### STATED PROBLEM
Only the number is wanted: how many lines hold the word "page"?
···
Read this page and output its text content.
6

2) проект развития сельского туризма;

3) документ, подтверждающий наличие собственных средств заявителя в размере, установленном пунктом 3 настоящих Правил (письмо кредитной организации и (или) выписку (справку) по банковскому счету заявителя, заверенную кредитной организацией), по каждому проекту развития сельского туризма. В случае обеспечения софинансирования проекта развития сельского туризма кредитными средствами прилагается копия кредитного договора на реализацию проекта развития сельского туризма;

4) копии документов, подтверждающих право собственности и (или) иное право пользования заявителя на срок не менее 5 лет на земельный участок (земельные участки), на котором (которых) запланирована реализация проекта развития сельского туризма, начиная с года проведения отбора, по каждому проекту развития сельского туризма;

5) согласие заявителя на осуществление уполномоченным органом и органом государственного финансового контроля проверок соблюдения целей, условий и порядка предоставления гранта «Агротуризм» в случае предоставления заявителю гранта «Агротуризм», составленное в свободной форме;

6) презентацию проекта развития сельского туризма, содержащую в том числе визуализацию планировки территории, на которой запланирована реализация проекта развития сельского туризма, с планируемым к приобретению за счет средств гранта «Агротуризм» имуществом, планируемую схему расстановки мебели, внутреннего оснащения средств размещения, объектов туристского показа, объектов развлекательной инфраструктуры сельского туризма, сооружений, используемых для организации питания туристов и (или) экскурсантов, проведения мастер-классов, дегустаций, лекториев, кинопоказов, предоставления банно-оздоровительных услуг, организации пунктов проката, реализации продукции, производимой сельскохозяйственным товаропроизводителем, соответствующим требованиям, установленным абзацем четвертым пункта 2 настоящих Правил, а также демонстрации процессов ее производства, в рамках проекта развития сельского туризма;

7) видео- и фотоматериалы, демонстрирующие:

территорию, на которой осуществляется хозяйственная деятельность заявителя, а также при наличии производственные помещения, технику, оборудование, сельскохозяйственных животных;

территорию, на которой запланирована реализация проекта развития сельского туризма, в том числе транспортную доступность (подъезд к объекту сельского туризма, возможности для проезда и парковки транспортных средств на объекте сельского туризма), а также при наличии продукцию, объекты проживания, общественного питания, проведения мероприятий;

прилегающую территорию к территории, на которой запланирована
···
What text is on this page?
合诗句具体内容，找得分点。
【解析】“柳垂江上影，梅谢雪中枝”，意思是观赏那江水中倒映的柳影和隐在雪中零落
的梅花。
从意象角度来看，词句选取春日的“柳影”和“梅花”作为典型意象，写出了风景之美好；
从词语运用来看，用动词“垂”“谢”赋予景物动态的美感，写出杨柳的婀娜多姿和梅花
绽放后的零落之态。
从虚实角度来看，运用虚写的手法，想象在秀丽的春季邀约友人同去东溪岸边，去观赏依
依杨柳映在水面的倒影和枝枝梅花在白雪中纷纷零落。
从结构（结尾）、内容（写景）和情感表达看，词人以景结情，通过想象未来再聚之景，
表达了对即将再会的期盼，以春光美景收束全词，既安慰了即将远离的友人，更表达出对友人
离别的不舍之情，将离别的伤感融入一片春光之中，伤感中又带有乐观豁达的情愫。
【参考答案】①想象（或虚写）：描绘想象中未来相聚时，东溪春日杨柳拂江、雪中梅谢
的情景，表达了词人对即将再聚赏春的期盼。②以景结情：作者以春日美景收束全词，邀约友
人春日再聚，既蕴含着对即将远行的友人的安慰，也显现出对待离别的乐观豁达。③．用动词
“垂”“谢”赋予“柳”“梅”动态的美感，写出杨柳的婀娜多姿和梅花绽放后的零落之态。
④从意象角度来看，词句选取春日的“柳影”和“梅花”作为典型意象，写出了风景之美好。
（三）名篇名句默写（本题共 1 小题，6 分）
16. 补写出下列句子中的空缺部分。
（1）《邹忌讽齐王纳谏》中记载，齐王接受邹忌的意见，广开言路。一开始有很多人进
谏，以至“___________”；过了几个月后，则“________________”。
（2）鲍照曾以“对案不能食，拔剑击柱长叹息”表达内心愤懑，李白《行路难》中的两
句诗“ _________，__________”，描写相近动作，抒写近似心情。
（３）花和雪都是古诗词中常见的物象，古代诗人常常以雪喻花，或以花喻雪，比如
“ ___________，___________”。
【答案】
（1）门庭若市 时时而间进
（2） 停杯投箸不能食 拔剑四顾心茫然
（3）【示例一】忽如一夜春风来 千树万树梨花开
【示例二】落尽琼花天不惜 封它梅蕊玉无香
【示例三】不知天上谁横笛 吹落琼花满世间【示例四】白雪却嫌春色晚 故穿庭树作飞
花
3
···
### REPLY
2